- **Set task**: Repeat the material exactly as it appears.

- **Stored rows**:
★ ★ ★

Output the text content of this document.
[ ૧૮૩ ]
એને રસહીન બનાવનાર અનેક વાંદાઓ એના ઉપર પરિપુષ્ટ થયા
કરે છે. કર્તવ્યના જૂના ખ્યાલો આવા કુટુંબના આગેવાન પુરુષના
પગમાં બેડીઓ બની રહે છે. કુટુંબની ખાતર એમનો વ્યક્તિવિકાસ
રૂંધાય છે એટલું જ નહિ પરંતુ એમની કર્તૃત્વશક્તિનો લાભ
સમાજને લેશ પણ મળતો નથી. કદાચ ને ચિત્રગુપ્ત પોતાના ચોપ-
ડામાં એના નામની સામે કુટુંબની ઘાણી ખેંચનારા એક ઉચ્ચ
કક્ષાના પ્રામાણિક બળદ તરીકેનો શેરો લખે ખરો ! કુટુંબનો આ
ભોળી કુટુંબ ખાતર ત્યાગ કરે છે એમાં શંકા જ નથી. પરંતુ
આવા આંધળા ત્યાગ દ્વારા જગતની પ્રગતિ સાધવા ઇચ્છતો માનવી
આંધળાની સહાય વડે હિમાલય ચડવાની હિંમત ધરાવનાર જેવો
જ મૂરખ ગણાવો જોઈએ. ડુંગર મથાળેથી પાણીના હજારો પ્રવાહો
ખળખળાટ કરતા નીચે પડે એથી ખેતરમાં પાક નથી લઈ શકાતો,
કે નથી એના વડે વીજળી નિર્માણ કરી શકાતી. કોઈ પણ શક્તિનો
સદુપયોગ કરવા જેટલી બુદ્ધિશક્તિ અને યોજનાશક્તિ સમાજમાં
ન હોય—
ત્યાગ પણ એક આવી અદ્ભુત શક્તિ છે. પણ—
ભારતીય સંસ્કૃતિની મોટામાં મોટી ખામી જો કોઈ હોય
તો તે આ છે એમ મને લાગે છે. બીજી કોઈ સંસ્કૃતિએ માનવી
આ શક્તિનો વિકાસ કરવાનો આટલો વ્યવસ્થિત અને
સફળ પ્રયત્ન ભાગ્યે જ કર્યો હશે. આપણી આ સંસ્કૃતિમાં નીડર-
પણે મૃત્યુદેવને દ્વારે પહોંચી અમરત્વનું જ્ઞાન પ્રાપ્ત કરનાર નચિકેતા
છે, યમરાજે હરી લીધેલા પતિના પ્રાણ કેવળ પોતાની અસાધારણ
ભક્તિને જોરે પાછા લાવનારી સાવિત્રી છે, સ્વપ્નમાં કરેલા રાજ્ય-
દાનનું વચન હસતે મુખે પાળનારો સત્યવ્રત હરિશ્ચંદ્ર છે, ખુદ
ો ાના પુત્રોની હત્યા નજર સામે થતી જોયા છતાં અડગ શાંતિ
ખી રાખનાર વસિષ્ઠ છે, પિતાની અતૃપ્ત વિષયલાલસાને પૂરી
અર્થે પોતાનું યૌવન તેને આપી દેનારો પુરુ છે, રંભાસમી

★ ★ ★

- **Result of this task**:
Output the text content of this document.
[ ૧૮૩ ]
એને રસહીન બનાવનાર અનેક વાંદાઓ એના ઉપર પરિપુષ્ટ થયા
કરે છે. કર્તવ્યના જૂના ખ્યાલો આવા કુટુંબના આગેવાન પુરુષના
પગમાં બેડીઓ બની રહે છે. કુટુંબની ખાતર એમનો વ્યક્તિવિકાસ
રૂંધાય છે એટલું જ નહિ પરંતુ એમની કર્તૃત્વશક્તિનો લાભ
સમાજને લેશ પણ મળતો નથી. કદાચ ને ચિત્રગુપ્ત પોતાના ચોપ-
ડામાં એના નામની સામે કુટુંબની ઘાણી ખેંચનારા એક ઉચ્ચ
કક્ષાના પ્રામાણિક બળદ તરીકેનો શેરો લખે ખરો ! કુટુંબનો આ
ભોળી કુટુંબ ખાતર ત્યાગ કરે છે એમાં શંકા જ નથી. પરંતુ
આવા આંધળા ત્યાગ દ્વારા જગતની પ્રગતિ સાધવા ઇચ્છતો માનવી
આંધળાની સહાય વડે હિમાલય ચડવાની હિંમત ધરાવનાર જેવો
જ મૂરખ ગણાવો જોઈએ. ડુંગર મથાળેથી પાણીના હજારો પ્રવાહો
ખળખળાટ કરતા નીચે પડે એથી ખેતરમાં પાક નથી લઈ શકાતો,
કે નથી એના વડે વીજળી નિર્માણ કરી શકાતી. કોઈ પણ શક્તિનો
સદુપયોગ કરવા જેટલી બુદ્ધિશક્તિ અને યોજનાશક્તિ સમાજમાં
ન હોય—
ત્યાગ પણ એક આવી અદ્ભુત શક્તિ છે. પણ—
ભારતીય સંસ્કૃતિની મોટામાં મોટી ખામી જો કોઈ હોય
તો તે આ છે એમ મને લાગે છે. બીજી કોઈ સંસ્કૃતિએ માનવી
આ શક્તિનો વિકાસ કરવાનો આટલો વ્યવસ્થિત અને
સફળ પ્રયત્ન ભાગ્યે જ કર્યો હશે. આપણી આ સંસ્કૃતિમાં નીડર-
પણે મૃત્યુદેવને દ્વારે પહોંચી અમરત્વનું જ્ઞાન પ્રાપ્ત કરનાર નચિકેતા
છે, યમરાજે હરી લીધેલા પતિના પ્રાણ કેવળ પોતાની અસાધારણ
ભક્તિને જોરે પાછા લાવનારી સાવિત્રી છે, સ્વપ્નમાં કરેલા રાજ્ય-
દાનનું વચન હસતે મુખે પાળનારો સત્યવ્રત હરિશ્ચંદ્ર છે, ખુદ
ો ાના પુત્રોની હત્યા નજર સામે થતી જોયા છતાં અડગ શાંતિ
ખી રાખનાર વસિષ્ઠ છે, પિતાની અતૃપ્ત વિષયલાલસાને પૂરી
અર્થે પોતાનું યૌવન તેને આપી દેનારો પુરુ છે, રંભાસમી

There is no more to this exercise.